Je suis inscrit sur Sens Critique essentiellement pour discuter de mon admiration pour les films d’action un peu décalés. Jamais je n’aurais pensé rédiger, un jour, un avis sur un bouquin qui parle jeux vidéo ! Pourtant voici ma 3ème critique (sur 4 ouvrages lus de cet éditeur) la série « Anthologie » de l’éditeur Geeks-Line qui es consacrée, cette fois-ci, à la PC-Engine.
La PC-Engine est une console que je n’ai pas connue. Une sorte de serpent de mer que je ne pouvais qu’admirer en photo dans les magazines qui daignaient bien en parler. Cette console me paraissait d’un ésotérisme fou et je ne comprenais pas grand-chose à son écosystème étrange composé de tout un tas de modèles différents dont je ne saisissais pas bien l’utilité.
Cette console typiquement japonaise, étrange et même temp attirante, avait attisé ma curiosité pendant les années où je jouais quotidiennement. A mes heures perdues dans la période 2000-2005, j’allais sur le web pour me renseigner sur son concepteur Hudson Soft (le créateur de Bomberman) dont la console est quasiment inconnue chez nous en Europe. Mais on ne trouvait que peu d’info, elles étaient parcellaires et éparpillées sur la toile. Ce qui a nourris chez moi une petite frustration de ne pas pouvoir en savoir plus… et puis je suis passé à autre chose.
Mais depuis la découverte de l’excellente anthologie Super Nintendo je scrute de temps à autre les bouquins de cet éditeur. Alors quand j’ai appris que Geeks-Line avait publié un livre sur la PC-Engine j’ai immédiatement réagi puisque le sommaire ne laissait présager que du bon et que ma curiosité d’antan à propos de cette console n’avait pas été nourrie comme il se doit ! Cependant, l’Anthologie NES m’avais un peu échaudé dans le sens ou la qualité d’écriture et le traitement de l’info s’étaient fortement dégradés par rapport à l’ouvrage Super Nintendo. Mais le plus énervant est que je m’étais fait avoir avec l’édition « low cost » de cette Anthologie qui ne comprenait pas la partie « hardware » qui est à mes yeux la véritable valeur ajoutée de ces livres et ce pourquoi je les achète. Donc, débourser 70€ sans être sur du contenu et de la qualité ça vous fait réfléchir un poil. Même en allant en librairie pour feuilleter le bouquin, il était impossible de jauger la partie hardware étant donné qu’elle n’est pas incluse dans l’édition de base. Seule la version « premium » (nommée « Gunhed Edition ») contient la partie hardware, sauf que l’on ne peut pas la regarder en librairie... puisque cette édition ne s’obtient que sur commande via le site de l’éditeur. C’est donc quitte ou double, mais j’avais quand même checké les auteurs et l’on retrouve les mêmes à savoir J’m Destroy, Renaud Lucot et Emmanuel Lesne. Normalement les mêmes personnes devraient donner le même résultat que dans les précédents ouvrages… ou pas.

------------------------------------

*Consigne*.
Recopiez à l'identique le passage de la critique ci-dessus sur l'anthologie PC-Engine, depuis « Je suis inscrit » jusqu'à « à la PC-Engine. », ces deux extrémités comprises. Ces données ont une origine différente de celle du texte.

------------------------------------

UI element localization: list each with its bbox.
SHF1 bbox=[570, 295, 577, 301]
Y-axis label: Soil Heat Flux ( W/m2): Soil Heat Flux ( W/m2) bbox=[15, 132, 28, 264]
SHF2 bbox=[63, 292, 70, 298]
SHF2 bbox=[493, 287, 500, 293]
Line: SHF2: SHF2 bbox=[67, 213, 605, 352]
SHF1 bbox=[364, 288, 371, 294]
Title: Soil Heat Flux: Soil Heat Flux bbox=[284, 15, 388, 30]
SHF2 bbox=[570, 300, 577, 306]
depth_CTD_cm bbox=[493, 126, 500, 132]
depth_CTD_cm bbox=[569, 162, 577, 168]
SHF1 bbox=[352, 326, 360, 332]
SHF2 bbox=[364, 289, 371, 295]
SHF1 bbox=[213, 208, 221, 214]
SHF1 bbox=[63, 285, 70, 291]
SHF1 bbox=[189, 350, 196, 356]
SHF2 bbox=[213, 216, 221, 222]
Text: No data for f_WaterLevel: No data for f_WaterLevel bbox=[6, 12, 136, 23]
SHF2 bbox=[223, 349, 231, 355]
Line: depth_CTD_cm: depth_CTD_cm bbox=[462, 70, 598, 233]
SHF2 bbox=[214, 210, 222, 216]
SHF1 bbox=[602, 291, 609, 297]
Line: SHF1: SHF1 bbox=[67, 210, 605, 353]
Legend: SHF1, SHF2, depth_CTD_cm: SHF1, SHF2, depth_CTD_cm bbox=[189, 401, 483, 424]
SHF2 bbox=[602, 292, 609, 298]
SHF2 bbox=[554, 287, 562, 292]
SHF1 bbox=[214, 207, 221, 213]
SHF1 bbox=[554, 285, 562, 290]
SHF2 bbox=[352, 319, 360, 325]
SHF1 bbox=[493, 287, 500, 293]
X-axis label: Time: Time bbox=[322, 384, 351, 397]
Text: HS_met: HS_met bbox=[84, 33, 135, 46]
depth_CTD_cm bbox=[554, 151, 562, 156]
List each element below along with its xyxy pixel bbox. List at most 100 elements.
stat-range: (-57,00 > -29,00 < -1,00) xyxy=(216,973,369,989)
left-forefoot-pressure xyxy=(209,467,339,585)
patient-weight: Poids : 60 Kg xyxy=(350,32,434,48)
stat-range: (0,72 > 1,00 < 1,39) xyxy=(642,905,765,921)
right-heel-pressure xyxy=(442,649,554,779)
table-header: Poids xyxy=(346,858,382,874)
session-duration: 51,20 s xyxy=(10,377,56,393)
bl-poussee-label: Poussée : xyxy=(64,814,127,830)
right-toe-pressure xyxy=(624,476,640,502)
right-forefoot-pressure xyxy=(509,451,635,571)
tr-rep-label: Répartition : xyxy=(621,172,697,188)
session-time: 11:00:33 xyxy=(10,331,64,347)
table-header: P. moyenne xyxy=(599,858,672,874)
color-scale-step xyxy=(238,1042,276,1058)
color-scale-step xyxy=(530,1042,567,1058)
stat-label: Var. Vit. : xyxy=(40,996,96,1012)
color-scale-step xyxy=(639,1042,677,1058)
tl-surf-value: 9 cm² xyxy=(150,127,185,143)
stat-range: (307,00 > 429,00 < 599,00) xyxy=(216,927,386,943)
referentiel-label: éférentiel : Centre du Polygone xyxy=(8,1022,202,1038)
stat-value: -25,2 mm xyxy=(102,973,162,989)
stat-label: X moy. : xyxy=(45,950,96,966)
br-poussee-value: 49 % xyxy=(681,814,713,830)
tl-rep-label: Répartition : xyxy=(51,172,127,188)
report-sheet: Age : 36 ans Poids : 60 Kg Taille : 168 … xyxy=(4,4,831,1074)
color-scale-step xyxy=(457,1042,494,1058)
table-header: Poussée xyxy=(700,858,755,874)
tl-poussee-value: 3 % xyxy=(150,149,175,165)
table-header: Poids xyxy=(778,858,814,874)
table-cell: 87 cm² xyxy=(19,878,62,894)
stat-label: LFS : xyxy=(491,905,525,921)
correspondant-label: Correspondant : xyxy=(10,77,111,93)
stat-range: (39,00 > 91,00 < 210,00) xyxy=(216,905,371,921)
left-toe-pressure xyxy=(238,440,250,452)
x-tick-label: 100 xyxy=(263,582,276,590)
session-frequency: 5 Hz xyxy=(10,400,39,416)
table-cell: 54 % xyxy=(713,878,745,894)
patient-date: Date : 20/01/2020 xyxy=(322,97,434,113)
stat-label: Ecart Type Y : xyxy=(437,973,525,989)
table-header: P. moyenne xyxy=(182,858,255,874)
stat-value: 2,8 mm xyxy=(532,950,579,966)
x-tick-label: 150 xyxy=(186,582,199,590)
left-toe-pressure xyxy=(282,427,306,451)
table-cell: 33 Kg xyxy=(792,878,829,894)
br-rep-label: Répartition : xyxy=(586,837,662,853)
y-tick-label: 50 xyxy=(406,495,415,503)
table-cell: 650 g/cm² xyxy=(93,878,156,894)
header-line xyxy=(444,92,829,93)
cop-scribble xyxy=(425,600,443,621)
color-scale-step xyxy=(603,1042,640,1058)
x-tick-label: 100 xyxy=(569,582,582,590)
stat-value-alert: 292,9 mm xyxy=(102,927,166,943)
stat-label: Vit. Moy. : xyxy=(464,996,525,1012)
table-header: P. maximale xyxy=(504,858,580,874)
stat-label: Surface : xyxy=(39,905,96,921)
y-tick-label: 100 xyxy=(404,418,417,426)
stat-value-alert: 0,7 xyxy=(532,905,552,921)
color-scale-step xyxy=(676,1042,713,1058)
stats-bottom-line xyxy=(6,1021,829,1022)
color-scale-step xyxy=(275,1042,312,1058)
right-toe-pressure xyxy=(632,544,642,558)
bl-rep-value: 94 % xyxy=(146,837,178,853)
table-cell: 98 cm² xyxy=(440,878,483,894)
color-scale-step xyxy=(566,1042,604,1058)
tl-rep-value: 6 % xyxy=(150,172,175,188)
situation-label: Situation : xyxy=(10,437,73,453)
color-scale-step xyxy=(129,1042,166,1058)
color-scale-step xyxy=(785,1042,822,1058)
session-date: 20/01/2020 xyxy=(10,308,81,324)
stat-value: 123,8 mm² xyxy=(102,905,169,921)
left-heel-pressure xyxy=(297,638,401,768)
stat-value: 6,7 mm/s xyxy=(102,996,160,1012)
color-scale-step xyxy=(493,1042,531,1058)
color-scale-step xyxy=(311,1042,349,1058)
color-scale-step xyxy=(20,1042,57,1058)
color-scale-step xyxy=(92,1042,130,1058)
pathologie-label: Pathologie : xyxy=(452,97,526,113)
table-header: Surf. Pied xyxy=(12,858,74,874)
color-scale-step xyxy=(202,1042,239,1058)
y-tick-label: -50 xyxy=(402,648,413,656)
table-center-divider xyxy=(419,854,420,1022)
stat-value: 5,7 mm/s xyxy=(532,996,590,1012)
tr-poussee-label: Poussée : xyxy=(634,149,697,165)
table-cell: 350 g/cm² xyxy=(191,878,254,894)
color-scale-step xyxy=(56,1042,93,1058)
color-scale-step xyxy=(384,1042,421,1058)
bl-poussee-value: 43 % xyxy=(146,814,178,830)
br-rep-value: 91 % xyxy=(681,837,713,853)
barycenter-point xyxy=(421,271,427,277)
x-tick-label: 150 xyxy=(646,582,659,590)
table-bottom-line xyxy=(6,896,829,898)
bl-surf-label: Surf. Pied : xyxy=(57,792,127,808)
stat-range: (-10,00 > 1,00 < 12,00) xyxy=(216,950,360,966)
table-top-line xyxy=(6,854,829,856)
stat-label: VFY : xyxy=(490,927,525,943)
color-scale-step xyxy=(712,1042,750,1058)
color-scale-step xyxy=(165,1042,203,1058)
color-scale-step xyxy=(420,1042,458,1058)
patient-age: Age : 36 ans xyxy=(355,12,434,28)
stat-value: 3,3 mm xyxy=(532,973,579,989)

------------------------------------

*Corrigé*.
Je suis inscrit sur Sens Critique essentiellement pour discuter de mon admiration pour les films d’action un peu décalés. Jamais je n’aurais pensé rédiger, un jour, un avis sur un bouquin qui parle jeux vidéo ! Pourtant voici ma 3ème critique (sur 4 ouvrages lus de cet éditeur) la série « Anthologie » de l’éditeur Geeks-Line qui es consacrée, cette fois-ci, à la PC-Engine.